- **Exercício proposto 1**: Transcreva fielmente o trecho do texto sobre Cruz e Sousa de "CRUZ E SOUSA JORNALISTA" a "liberdade, de fraternidade.".
- **Exercício proposto 2**: Indique se cada afirmação a seguir está de acordo com o texto sobre Cruz e Sousa, respondendo sim ou não e citando as palavras exatas do texto que decidem a resposta. (a) Cruz e Sousa fundou o jornal "Colombo" em 1881, aos 20 anos. (b) O "Colombo" era um periódico manuscrito. (c) A carta de Cruz e Sousa a Virgílio Várzea é de 1889.

----- Texto do documento -----

GRANDES MESTRES DA POESIA

 

CRUZ E SOUSA

CRUZ E SOUSA JORNALISTA

Cruz e Sousa ensaia seus primeiros passos na impresna não somente publicando poemas longos ou triolês satíricos, mas a própria prosa poética ou crítica, se constrói no dia-a-dia do jornal. Foi jornalista e, como tal, profundamente engajado na luta pelas idéias humanistas de liberdade, de fraternidade.
Na cidade de Desterro, a nossa hoje Florianópolis, fundou em 1881 (com 20 anos) o jornalzinho "Colombo", periódico crítico literário, impresso (e não manuscrito, como já se disse), onde publicou poemas e até um folhetim de nome "Margarida", que parece ser o único publicado por Cruz e Sousa. Trata-se de texto romântico bem na linha do folhetim que se publicava na época e que atraía o público.
Antes que fosse, nos últimos anos, denominada imprensa alternativa, já os rapazes daqui, como outros pelo Brasil afora, lutavam com as armas da palavra, pelos seus ideais. Nos anos da ditadura militar, a imprensa alternativa desenvolveu-se muito aqui no Brasil e era a que denunciava, sistematicamente, as violações dos direitos humanos. Nos anos 80, do século XIX, Cruz e Sousa e seu grupo discutiam as questões candentes do século e lutavam dessa mesma maneira: fundando jornais, folhas, semanários alternativos.
A abolição era o grande tema e nele engaja-se, desde cedo, o jovem Cruz e Sousa que sentia na pele o quanto "era triste ser negro" (nas palavras de Lima Barreto). Em carta a Virgílio Várzea, de 1889, Cruz e Sousa desabafa sobre isso (que desenvolveria, mais tarde, no belíssimo texto "Emparedado"): "Quem me mandou vir cá abaixo à terra arrastar a calceta da vida! Para quê? Um triste negro, odiado pelas castas cultas, batido das sociedades..."

----- Dados extraídos -----

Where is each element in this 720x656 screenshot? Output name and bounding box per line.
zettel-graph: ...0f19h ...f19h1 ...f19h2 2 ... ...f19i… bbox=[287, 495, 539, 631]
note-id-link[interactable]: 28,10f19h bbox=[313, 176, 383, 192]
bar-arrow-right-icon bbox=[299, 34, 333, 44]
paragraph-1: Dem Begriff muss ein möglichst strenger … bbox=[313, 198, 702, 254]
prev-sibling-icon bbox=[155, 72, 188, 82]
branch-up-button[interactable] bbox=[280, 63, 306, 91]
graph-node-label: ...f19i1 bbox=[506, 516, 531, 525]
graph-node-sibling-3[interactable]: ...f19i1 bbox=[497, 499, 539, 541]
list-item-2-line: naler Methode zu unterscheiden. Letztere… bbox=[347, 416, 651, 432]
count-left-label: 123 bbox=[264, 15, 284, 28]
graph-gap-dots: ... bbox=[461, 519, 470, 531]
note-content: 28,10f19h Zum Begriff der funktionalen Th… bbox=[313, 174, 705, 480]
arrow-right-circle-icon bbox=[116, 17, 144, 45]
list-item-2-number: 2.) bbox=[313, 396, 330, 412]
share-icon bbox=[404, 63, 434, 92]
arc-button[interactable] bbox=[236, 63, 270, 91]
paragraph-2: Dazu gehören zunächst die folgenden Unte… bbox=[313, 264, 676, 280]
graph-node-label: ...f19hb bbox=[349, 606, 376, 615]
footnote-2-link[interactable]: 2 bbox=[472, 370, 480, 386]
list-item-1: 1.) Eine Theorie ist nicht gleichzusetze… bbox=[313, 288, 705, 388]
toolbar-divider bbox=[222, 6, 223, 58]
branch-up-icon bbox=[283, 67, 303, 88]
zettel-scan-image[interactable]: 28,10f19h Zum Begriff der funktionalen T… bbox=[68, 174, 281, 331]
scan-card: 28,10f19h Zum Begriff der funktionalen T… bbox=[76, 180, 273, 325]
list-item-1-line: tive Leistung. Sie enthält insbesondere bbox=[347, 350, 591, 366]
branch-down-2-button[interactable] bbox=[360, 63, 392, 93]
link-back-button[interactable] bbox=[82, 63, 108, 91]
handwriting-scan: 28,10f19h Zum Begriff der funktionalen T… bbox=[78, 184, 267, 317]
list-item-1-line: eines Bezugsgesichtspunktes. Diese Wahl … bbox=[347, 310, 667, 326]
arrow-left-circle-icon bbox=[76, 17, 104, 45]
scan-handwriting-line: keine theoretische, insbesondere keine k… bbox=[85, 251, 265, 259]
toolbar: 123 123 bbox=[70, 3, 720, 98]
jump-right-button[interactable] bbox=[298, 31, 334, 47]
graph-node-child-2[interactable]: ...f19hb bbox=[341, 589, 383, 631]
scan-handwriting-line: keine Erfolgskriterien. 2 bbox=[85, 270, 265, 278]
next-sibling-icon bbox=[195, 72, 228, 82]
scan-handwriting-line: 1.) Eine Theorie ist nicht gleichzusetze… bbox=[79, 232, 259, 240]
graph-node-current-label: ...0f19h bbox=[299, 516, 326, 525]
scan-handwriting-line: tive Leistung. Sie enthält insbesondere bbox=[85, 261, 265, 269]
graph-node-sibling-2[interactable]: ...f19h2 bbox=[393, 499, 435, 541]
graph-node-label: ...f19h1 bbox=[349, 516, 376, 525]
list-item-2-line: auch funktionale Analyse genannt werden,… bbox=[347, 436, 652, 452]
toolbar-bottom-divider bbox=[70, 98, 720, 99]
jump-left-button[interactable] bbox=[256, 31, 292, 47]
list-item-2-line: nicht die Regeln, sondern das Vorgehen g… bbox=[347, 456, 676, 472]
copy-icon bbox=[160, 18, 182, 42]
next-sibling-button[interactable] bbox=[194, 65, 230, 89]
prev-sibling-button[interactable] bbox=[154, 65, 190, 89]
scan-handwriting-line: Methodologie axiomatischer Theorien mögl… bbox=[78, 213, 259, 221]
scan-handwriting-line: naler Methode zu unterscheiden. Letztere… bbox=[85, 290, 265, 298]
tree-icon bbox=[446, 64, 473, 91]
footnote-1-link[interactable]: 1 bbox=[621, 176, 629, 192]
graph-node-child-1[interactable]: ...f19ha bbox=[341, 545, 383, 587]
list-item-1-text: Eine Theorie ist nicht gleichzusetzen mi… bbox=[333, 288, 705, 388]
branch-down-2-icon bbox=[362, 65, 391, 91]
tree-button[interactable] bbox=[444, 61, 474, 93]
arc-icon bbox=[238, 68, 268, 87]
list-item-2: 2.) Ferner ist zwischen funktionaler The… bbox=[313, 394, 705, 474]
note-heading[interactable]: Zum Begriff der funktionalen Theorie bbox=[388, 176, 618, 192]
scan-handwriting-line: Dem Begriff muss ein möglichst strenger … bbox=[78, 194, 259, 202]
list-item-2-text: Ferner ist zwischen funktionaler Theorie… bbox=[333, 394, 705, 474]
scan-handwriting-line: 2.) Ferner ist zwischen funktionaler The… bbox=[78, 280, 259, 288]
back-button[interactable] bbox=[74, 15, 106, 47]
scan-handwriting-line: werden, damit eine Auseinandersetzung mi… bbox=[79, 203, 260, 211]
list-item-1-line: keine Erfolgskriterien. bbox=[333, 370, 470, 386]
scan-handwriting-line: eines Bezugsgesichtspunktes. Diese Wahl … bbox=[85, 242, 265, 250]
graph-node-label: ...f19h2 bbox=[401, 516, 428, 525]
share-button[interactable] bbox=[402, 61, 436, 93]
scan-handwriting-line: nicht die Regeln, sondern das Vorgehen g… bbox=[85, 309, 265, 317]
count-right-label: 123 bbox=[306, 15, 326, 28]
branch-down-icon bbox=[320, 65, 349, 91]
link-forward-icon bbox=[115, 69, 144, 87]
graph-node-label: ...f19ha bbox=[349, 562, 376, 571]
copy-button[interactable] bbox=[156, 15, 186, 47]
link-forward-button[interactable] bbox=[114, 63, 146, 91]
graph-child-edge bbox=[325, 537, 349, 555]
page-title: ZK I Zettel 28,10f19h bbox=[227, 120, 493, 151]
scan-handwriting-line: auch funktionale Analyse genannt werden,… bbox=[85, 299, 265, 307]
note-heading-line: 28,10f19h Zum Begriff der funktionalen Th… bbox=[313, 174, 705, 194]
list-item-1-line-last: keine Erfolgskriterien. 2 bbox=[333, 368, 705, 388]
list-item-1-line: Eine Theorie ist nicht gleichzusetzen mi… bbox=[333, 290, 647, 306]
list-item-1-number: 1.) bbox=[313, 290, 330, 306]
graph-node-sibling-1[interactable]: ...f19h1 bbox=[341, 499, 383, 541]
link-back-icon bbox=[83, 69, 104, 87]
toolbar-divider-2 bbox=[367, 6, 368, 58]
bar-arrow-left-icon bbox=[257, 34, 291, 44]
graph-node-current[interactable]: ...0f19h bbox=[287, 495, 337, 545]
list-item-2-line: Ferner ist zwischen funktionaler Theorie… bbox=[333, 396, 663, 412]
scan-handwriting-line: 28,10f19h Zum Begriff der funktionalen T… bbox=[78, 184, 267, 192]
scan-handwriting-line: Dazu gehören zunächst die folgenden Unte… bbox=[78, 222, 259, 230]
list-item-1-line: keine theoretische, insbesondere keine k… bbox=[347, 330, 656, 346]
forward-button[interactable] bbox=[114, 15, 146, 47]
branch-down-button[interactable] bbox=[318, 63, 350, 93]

-----

- **Resposta completa 1**:
CRUZ E SOUSA JORNALISTA

Cruz e Sousa ensaia seus primeiros passos na impresna não somente publicando poemas longos ou triolês satíricos, mas a própria prosa poética ou crítica, se constrói no dia-a-dia do jornal. Foi jornalista e, como tal, profundamente engajado na luta pelas idéias humanistas de liberdade, de fraternidade.

- **Resposta completa 2**:
(a) Sim: "fundou em 1881 (com 20 anos) o jornalzinho".
(b) Não: "impresso (e não manuscrito, como já se disse)".
(c) Sim: "Em carta a Virgílio Várzea, de 1889".